AIM - Give the entries again, word for word.

# START OF TASK DATA

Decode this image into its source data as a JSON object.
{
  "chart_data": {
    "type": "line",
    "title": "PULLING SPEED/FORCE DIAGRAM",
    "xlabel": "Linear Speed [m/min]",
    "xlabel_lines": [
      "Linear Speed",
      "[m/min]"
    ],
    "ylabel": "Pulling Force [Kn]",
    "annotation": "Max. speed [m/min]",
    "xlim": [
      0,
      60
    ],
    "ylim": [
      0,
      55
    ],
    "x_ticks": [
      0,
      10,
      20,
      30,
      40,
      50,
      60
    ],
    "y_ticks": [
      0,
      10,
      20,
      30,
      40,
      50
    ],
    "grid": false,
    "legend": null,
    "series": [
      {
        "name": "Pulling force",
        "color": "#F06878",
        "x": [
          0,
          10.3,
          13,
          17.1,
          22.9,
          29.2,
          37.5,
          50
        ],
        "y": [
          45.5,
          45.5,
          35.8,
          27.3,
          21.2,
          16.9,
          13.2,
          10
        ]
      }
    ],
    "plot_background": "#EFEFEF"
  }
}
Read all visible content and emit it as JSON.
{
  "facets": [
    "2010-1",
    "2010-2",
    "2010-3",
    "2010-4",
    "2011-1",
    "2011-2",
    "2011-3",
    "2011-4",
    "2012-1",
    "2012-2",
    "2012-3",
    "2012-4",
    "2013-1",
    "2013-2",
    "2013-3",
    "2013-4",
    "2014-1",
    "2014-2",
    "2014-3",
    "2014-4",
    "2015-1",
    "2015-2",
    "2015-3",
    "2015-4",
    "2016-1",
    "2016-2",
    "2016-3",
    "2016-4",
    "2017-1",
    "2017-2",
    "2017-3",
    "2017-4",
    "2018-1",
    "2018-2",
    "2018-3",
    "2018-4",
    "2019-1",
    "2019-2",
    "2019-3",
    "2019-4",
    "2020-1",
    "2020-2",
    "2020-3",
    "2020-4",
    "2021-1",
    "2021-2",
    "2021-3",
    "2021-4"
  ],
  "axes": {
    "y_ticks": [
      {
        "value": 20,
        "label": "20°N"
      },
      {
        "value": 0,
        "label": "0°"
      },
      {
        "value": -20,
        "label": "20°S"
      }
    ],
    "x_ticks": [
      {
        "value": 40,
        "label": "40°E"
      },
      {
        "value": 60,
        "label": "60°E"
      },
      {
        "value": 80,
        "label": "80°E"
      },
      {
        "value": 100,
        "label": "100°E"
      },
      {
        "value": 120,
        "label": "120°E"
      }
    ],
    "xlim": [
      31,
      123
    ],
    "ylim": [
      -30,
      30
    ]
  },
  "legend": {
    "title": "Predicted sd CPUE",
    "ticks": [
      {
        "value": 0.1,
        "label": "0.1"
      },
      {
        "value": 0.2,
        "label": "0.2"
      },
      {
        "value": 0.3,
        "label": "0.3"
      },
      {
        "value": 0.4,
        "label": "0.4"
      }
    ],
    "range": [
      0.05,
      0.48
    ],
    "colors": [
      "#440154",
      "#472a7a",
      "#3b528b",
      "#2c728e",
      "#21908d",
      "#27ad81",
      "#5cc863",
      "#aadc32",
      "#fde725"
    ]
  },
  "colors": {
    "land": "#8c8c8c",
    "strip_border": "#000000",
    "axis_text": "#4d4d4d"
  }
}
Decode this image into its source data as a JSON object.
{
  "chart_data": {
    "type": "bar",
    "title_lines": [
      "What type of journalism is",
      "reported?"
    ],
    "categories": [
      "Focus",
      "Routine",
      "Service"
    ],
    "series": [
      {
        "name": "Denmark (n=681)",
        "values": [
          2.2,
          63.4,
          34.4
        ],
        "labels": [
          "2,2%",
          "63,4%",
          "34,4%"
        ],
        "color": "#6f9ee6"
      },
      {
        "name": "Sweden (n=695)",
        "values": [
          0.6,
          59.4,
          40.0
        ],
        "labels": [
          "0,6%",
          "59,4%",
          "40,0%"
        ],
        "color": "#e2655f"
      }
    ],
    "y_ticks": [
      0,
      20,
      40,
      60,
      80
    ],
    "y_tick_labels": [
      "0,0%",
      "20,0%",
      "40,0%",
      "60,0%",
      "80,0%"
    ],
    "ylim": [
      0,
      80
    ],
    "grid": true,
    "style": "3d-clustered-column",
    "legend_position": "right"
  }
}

# END OF TASK DATA

RESPONSE TO THIS TASK -
Decode this image into its source data as a JSON object.
{
  "chart_data": {
    "type": "line",
    "title": "PULLING SPEED/FORCE DIAGRAM",
    "xlabel": "Linear Speed [m/min]",
    "xlabel_lines": [
      "Linear Speed",
      "[m/min]"
    ],
    "ylabel": "Pulling Force [Kn]",
    "annotation": "Max. speed [m/min]",
    "xlim": [
      0,
      60
    ],
    "ylim": [
      0,
      55
    ],
    "x_ticks": [
      0,
      10,
      20,
      30,
      40,
      50,
      60
    ],
    "y_ticks": [
      0,
      10,
      20,
      30,
      40,
      50
    ],
    "grid": false,
    "legend": null,
    "series": [
      {
        "name": "Pulling force",
        "color": "#F06878",
        "x": [
          0,
          10.3,
          13,
          17.1,
          22.9,
          29.2,
          37.5,
          50
        ],
        "y": [
          45.5,
          45.5,
          35.8,
          27.3,
          21.2,
          16.9,
          13.2,
          10
        ]
      }
    ],
    "plot_background": "#EFEFEF"
  }
}
Read all visible content and emit it as JSON.
{
  "facets": [
    "2010-1",
    "2010-2",
    "2010-3",
    "2010-4",
    "2011-1",
    "2011-2",
    "2011-3",
    "2011-4",
    "2012-1",
    "2012-2",
    "2012-3",
    "2012-4",
    "2013-1",
    "2013-2",
    "2013-3",
    "2013-4",
    "2014-1",
    "2014-2",
    "2014-3",
    "2014-4",
    "2015-1",
    "2015-2",
    "2015-3",
    "2015-4",
    "2016-1",
    "2016-2",
    "2016-3",
    "2016-4",
    "2017-1",
    "2017-2",
    "2017-3",
    "2017-4",
    "2018-1",
    "2018-2",
    "2018-3",
    "2018-4",
    "2019-1",
    "2019-2",
    "2019-3",
    "2019-4",
    "2020-1",
    "2020-2",
    "2020-3",
    "2020-4",
    "2021-1",
    "2021-2",
    "2021-3",
    "2021-4"
  ],
  "axes": {
    "y_ticks": [
      {
        "value": 20,
        "label": "20°N"
      },
      {
        "value": 0,
        "label": "0°"
      },
      {
        "value": -20,
        "label": "20°S"
      }
    ],
    "x_ticks": [
      {
        "value": 40,
        "label": "40°E"
      },
      {
        "value": 60,
        "label": "60°E"
      },
      {
        "value": 80,
        "label": "80°E"
      },
      {
        "value": 100,
        "label": "100°E"
      },
      {
        "value": 120,
        "label": "120°E"
      }
    ],
    "xlim": [
      31,
      123
    ],
    "ylim": [
      -30,
      30
    ]
  },
  "legend": {
    "title": "Predicted sd CPUE",
    "ticks": [
      {
        "value": 0.1,
        "label": "0.1"
      },
      {
        "value": 0.2,
        "label": "0.2"
      },
      {
        "value": 0.3,
        "label": "0.3"
      },
      {
        "value": 0.4,
        "label": "0.4"
      }
    ],
    "range": [
      0.05,
      0.48
    ],
    "colors": [
      "#440154",
      "#472a7a",
      "#3b528b",
      "#2c728e",
      "#21908d",
      "#27ad81",
      "#5cc863",
      "#aadc32",
      "#fde725"
    ]
  },
  "colors": {
    "land": "#8c8c8c",
    "strip_border": "#000000",
    "axis_text": "#4d4d4d"
  }
}
Decode this image into its source data as a JSON object.
{
  "chart_data": {
    "type": "bar",
    "title_lines": [
      "What type of journalism is",
      "reported?"
    ],
    "categories": [
      "Focus",
      "Routine",
      "Service"
    ],
    "series": [
      {
        "name": "Denmark (n=681)",
        "values": [
          2.2,
          63.4,
          34.4
        ],
        "labels": [
          "2,2%",
          "63,4%",
          "34,4%"
        ],
        "color": "#6f9ee6"
      },
      {
        "name": "Sweden (n=695)",
        "values": [
          0.6,
          59.4,
          40.0
        ],
        "labels": [
          "0,6%",
          "59,4%",
          "40,0%"
        ],
        "color": "#e2655f"
      }
    ],
    "y_ticks": [
      0,
      20,
      40,
      60,
      80
    ],
    "y_tick_labels": [
      "0,0%",
      "20,0%",
      "40,0%",
      "60,0%",
      "80,0%"
    ],
    "ylim": [
      0,
      80
    ],
    "grid": true,
    "style": "3d-clustered-column",
    "legend_position": "right"
  }
}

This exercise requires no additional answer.